Recorded data:

□ □ □ □

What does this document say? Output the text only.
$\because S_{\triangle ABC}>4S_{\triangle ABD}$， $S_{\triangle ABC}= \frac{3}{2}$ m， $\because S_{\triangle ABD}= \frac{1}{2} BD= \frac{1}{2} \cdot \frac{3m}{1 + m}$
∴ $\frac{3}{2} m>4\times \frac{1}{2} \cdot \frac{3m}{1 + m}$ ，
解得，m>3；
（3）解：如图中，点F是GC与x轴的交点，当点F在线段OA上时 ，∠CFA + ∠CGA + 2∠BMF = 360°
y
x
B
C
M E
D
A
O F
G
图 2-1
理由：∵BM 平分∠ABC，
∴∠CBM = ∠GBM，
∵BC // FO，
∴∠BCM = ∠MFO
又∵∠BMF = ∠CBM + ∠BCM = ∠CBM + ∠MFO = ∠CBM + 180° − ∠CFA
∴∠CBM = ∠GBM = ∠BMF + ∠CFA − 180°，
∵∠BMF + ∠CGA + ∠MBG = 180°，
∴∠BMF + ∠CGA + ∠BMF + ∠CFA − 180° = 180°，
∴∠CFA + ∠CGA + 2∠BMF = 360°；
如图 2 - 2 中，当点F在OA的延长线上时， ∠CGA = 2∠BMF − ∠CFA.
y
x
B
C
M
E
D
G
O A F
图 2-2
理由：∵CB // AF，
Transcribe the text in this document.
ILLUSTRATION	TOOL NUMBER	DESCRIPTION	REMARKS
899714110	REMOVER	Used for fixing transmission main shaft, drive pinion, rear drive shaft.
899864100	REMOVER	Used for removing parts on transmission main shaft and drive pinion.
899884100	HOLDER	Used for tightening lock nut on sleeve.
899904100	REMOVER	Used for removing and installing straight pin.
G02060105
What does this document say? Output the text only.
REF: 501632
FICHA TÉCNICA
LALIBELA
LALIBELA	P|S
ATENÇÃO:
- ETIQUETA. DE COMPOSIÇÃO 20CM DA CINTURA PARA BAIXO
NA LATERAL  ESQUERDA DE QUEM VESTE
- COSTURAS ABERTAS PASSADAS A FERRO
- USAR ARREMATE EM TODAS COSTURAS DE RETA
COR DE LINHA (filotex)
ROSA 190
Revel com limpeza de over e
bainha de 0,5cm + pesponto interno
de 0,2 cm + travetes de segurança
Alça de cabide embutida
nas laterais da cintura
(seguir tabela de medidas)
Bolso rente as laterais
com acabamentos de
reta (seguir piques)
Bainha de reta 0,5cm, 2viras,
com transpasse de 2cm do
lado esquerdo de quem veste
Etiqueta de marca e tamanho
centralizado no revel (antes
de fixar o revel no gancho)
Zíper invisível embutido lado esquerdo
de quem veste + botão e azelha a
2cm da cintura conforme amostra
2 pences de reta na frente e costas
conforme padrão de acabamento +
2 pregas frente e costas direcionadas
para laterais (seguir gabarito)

□ □ □ □

Stated goal
Only the lines from the one holding "Transcribe the text in this document." through the end of the listing should be given again, exactly and with both ends included.

Final answer
Transcribe the text in this document.
ILLUSTRATION	TOOL NUMBER	DESCRIPTION	REMARKS
899714110	REMOVER	Used for fixing transmission main shaft, drive pinion, rear drive shaft.
899864100	REMOVER	Used for removing parts on transmission main shaft and drive pinion.
899884100	HOLDER	Used for tightening lock nut on sleeve.
899904100	REMOVER	Used for removing and installing straight pin.
G02060105
What does this document say? Output the text only.
REF: 501632
FICHA TÉCNICA
LALIBELA
LALIBELA	P|S
ATENÇÃO:
- ETIQUETA. DE COMPOSIÇÃO 20CM DA CINTURA PARA BAIXO
NA LATERAL  ESQUERDA DE QUEM VESTE
- COSTURAS ABERTAS PASSADAS A FERRO
- USAR ARREMATE EM TODAS COSTURAS DE RETA
COR DE LINHA (filotex)
ROSA 190
Revel com limpeza de over e
bainha de 0,5cm + pesponto interno
de 0,2 cm + travetes de segurança
Alça de cabide embutida
nas laterais da cintura
(seguir tabela de medidas)
Bolso rente as laterais
com acabamentos de
reta (seguir piques)
Bainha de reta 0,5cm, 2viras,
com transpasse de 2cm do
lado esquerdo de quem veste
Etiqueta de marca e tamanho
centralizado no revel (antes
de fixar o revel no gancho)
Zíper invisível embutido lado esquerdo
de quem veste + botão e azelha a
2cm da cintura conforme amostra
2 pences de reta na frente e costas
conforme padrão de acabamento +
2 pregas frente e costas direcionadas
para laterais (seguir gabarito)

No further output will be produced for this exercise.